### EXERCISE OBJECTIVE:
Gather, from the listing beneath this task, every line holding the string "name".

[Source data]
☆ ☆ ☆ ☆ ☆

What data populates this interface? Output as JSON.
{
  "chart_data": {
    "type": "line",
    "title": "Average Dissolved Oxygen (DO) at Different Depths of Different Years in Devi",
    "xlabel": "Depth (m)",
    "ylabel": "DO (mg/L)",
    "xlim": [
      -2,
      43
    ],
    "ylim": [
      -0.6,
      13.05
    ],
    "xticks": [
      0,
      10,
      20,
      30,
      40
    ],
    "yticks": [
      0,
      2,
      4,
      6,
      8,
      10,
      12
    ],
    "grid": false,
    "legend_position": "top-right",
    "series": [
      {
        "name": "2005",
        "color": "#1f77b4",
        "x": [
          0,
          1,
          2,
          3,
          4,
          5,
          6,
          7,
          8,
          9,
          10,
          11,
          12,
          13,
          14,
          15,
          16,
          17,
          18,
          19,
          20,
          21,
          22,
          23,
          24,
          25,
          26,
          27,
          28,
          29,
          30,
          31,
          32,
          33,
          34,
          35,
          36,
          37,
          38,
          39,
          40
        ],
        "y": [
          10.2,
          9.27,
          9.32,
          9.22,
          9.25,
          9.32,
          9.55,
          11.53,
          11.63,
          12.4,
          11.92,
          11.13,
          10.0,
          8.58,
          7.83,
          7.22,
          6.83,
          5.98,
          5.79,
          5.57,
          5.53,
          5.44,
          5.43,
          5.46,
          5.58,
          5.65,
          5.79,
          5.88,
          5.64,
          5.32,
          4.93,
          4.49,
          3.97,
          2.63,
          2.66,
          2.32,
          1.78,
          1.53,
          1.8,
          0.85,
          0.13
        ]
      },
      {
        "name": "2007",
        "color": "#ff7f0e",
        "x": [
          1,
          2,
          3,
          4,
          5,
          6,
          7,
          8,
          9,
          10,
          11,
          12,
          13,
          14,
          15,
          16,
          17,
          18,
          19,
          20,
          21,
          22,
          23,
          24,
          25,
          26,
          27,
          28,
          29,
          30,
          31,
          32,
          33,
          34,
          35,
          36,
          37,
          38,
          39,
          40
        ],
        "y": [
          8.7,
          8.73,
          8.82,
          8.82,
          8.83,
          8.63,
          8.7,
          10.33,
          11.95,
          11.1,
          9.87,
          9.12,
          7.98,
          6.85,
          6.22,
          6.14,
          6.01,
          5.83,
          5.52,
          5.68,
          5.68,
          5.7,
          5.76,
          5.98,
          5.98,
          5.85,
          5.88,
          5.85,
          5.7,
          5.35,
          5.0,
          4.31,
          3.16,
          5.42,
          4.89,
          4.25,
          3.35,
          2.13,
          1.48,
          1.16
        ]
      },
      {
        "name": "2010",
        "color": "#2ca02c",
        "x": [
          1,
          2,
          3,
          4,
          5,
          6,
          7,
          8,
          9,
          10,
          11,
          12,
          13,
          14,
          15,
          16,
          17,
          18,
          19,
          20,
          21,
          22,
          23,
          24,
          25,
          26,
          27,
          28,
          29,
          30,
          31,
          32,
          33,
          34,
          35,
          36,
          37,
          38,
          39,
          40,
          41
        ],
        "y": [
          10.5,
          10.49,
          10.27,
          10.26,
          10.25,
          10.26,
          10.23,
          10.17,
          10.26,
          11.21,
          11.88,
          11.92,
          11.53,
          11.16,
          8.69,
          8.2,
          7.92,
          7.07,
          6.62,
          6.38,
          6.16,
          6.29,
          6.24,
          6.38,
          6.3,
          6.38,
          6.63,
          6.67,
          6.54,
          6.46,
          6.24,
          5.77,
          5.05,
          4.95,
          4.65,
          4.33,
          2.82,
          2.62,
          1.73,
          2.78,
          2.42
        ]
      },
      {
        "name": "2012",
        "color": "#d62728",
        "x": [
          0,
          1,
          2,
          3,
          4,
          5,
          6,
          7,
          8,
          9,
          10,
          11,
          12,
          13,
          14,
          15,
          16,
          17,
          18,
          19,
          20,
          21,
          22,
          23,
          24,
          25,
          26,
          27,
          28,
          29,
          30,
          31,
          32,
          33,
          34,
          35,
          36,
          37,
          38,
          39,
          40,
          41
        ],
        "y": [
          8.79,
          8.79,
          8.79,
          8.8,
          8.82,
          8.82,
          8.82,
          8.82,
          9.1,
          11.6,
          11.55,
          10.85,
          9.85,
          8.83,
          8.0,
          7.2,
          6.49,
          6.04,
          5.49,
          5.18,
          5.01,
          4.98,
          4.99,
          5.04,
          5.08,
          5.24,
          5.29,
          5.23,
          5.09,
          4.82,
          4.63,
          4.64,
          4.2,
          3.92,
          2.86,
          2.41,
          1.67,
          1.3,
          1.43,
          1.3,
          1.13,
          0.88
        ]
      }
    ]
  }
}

☆ ☆ ☆ ☆ ☆

### WRITTEN RESPONSE:
        "name": "2005",
        "name": "2007",
        "name": "2010",
        "name": "2012",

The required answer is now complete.